[Start of Data to process]

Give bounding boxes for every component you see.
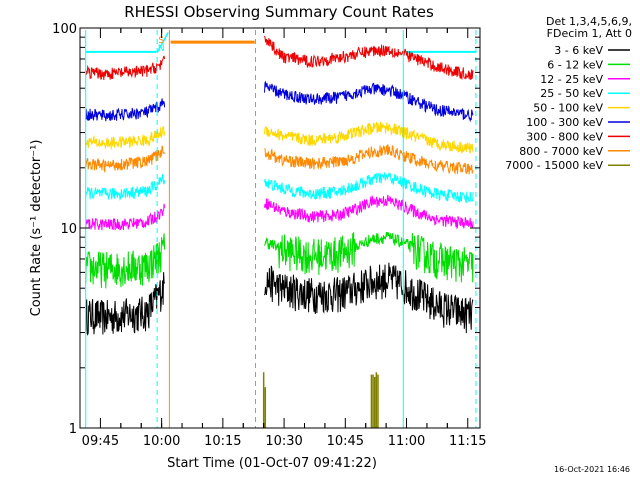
legend: Det 1,3,4,5,6,9,FDecim 1, Att 0 3 - 6 keV… <box>505 15 632 172</box>
x-tick-label-2: 10:15 <box>204 434 241 449</box>
y-tick-label-1: 10 <box>60 222 77 237</box>
series-line-4-segment-0 <box>85 125 166 150</box>
legend-label-1: 6 - 12 keV <box>547 58 603 71</box>
series-line-0-segment-0 <box>85 272 166 336</box>
legend-label-0: 3 - 6 keV <box>554 44 603 57</box>
x-tick-label-1: 10:00 <box>143 434 180 449</box>
legend-label-6: 300 - 800 keV <box>526 130 603 143</box>
y-axis-label: Count Rate (s⁻¹ detector⁻¹) <box>29 140 44 317</box>
legend-label-3: 25 - 50 keV <box>540 87 603 100</box>
series-line-5-segment-1 <box>264 80 474 123</box>
axes: 09:45 10:00 10:15 10:30 10:45 11:00 11:15 1 10 10… <box>52 22 486 449</box>
plot-area: SN <box>85 30 477 428</box>
series-line-6-segment-0 <box>85 55 166 81</box>
legend-label-4: 50 - 100 keV <box>533 102 603 115</box>
series-line-7-segment-1 <box>264 144 474 175</box>
x-tick-label-4: 10:45 <box>327 434 364 449</box>
saturation-ramp <box>156 32 169 53</box>
y-tick-label-0: 1 <box>69 422 77 437</box>
legend-label-2: 12 - 25 keV <box>540 73 603 86</box>
series-line-0-segment-1 <box>264 262 474 334</box>
series-line-3-segment-1 <box>264 172 474 204</box>
y-tick-label-2: 100 <box>52 22 77 37</box>
annotation-n: N <box>158 44 165 54</box>
legend-header-1: FDecim 1, Att 0 <box>547 27 632 40</box>
series-line-2-segment-1 <box>264 194 474 230</box>
x-tick-label-6: 11:15 <box>449 434 486 449</box>
series-line-3-segment-0 <box>85 173 166 201</box>
series-line-7-segment-0 <box>85 145 166 174</box>
x-tick-label-0: 09:45 <box>82 434 119 449</box>
legend-label-5: 100 - 300 keV <box>526 116 603 129</box>
x-tick-label-3: 10:30 <box>265 434 302 449</box>
legend-label-7: 800 - 7000 keV <box>519 145 603 158</box>
legend-label-8: 7000 - 15000 keV <box>505 159 603 172</box>
series-line-5-segment-0 <box>85 98 166 122</box>
x-axis-label: Start Time (01-Oct-07 09:41:22) <box>167 456 377 471</box>
annotation-s: S <box>158 36 164 46</box>
series-line-1-segment-0 <box>85 233 166 289</box>
series-line-2-segment-0 <box>85 203 166 231</box>
legend-header-0: Det 1,3,4,5,6,9, <box>546 15 632 28</box>
series-line-6-segment-1 <box>264 35 474 81</box>
timestamp-label: 16-Oct-2021 16:46 <box>554 465 630 474</box>
series-line-1-segment-1 <box>264 232 474 283</box>
x-tick-label-5: 11:00 <box>388 434 425 449</box>
series-line-4-segment-1 <box>264 121 474 154</box>
plot-frame <box>79 27 481 429</box>
chart-title: RHESSI Observing Summary Count Rates <box>124 3 434 21</box>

[End of Data to process]

Aim: Could you return all of the lines above verbatim, leaving out the picture?

The output:
Give bounding boxes for every component you see.
legend: Det 1,3,4,5,6,9,FDecim 1, Att 0 3 - 6 keV… <box>505 15 632 172</box>
x-tick-label-2: 10:15 <box>204 434 241 449</box>
y-tick-label-1: 10 <box>60 222 77 237</box>
series-line-4-segment-0 <box>85 125 166 150</box>
legend-label-1: 6 - 12 keV <box>547 58 603 71</box>
series-line-0-segment-0 <box>85 272 166 336</box>
legend-label-0: 3 - 6 keV <box>554 44 603 57</box>
x-tick-label-1: 10:00 <box>143 434 180 449</box>
legend-label-6: 300 - 800 keV <box>526 130 603 143</box>
y-axis-label: Count Rate (s⁻¹ detector⁻¹) <box>29 140 44 317</box>
legend-label-3: 25 - 50 keV <box>540 87 603 100</box>
series-line-5-segment-1 <box>264 80 474 123</box>
axes: 09:45 10:00 10:15 10:30 10:45 11:00 11:15 1 10 10… <box>52 22 486 449</box>
plot-area: SN <box>85 30 477 428</box>
series-line-6-segment-0 <box>85 55 166 81</box>
legend-label-4: 50 - 100 keV <box>533 102 603 115</box>
series-line-7-segment-1 <box>264 144 474 175</box>
x-tick-label-4: 10:45 <box>327 434 364 449</box>
saturation-ramp <box>156 32 169 53</box>
y-tick-label-0: 1 <box>69 422 77 437</box>
legend-label-2: 12 - 25 keV <box>540 73 603 86</box>
series-line-0-segment-1 <box>264 262 474 334</box>
series-line-3-segment-1 <box>264 172 474 204</box>
y-tick-label-2: 100 <box>52 22 77 37</box>
annotation-n: N <box>158 44 165 54</box>
legend-header-1: FDecim 1, Att 0 <box>547 27 632 40</box>
series-line-2-segment-1 <box>264 194 474 230</box>
x-tick-label-6: 11:15 <box>449 434 486 449</box>
series-line-3-segment-0 <box>85 173 166 201</box>
series-line-7-segment-0 <box>85 145 166 174</box>
x-tick-label-0: 09:45 <box>82 434 119 449</box>
legend-label-5: 100 - 300 keV <box>526 116 603 129</box>
x-tick-label-3: 10:30 <box>265 434 302 449</box>
legend-label-7: 800 - 7000 keV <box>519 145 603 158</box>
legend-label-8: 7000 - 15000 keV <box>505 159 603 172</box>
series-line-5-segment-0 <box>85 98 166 122</box>
x-axis-label: Start Time (01-Oct-07 09:41:22) <box>167 456 377 471</box>
annotation-s: S <box>158 36 164 46</box>
series-line-1-segment-0 <box>85 233 166 289</box>
series-line-2-segment-0 <box>85 203 166 231</box>
legend-header-0: Det 1,3,4,5,6,9, <box>546 15 632 28</box>
series-line-6-segment-1 <box>264 35 474 81</box>
timestamp-label: 16-Oct-2021 16:46 <box>554 465 630 474</box>
series-line-1-segment-1 <box>264 232 474 283</box>
x-tick-label-5: 11:00 <box>388 434 425 449</box>
series-line-4-segment-1 <box>264 121 474 154</box>
plot-frame <box>79 27 481 429</box>
chart-title: RHESSI Observing Summary Count Rates <box>124 3 434 21</box>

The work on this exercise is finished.